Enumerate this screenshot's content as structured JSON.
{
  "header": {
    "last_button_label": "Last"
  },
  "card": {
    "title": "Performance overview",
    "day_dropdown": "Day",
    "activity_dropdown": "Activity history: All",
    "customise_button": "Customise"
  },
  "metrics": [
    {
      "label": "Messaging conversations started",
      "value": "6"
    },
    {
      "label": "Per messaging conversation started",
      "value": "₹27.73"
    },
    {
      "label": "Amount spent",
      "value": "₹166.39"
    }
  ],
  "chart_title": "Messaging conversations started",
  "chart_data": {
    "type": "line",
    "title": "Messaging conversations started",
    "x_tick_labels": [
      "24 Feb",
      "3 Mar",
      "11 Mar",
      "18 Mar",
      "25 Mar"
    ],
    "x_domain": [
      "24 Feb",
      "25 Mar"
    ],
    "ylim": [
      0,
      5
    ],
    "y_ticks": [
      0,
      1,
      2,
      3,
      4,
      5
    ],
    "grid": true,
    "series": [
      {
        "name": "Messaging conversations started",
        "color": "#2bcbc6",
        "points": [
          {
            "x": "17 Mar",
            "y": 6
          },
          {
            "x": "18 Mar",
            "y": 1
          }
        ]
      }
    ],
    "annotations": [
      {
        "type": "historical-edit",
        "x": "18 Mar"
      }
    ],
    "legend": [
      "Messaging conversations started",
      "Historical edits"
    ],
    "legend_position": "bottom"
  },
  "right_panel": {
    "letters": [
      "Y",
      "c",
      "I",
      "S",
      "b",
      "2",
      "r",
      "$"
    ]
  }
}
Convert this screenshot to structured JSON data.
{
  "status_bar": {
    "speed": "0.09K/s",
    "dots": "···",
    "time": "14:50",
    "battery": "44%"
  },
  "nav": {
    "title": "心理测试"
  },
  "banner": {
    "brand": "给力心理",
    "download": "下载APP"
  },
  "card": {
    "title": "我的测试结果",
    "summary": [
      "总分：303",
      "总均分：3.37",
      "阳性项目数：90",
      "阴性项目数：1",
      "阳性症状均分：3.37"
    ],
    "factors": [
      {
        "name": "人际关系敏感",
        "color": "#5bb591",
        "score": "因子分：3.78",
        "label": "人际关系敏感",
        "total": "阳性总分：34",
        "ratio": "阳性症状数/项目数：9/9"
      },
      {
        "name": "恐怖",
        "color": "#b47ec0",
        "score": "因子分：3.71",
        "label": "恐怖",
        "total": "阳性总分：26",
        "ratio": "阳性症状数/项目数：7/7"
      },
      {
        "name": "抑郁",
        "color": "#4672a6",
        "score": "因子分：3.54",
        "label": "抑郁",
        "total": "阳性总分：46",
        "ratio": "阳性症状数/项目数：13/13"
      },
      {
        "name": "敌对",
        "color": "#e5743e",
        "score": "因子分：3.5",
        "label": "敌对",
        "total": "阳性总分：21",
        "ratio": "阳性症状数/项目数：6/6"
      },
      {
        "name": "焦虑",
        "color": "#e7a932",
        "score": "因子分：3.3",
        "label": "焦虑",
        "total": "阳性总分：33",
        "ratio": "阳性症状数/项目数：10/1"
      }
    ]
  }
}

EXERCISE REQUIREMENTS —
Find the lines containing "ratio" and pull them out.

EXERCISE ANSWER —
        "ratio": "阳性症状数/项目数：9/9"
        "ratio": "阳性症状数/项目数：7/7"
        "ratio": "阳性症状数/项目数：13/13"
        "ratio": "阳性症状数/项目数：6/6"
        "ratio": "阳性症状数/项目数：10/1"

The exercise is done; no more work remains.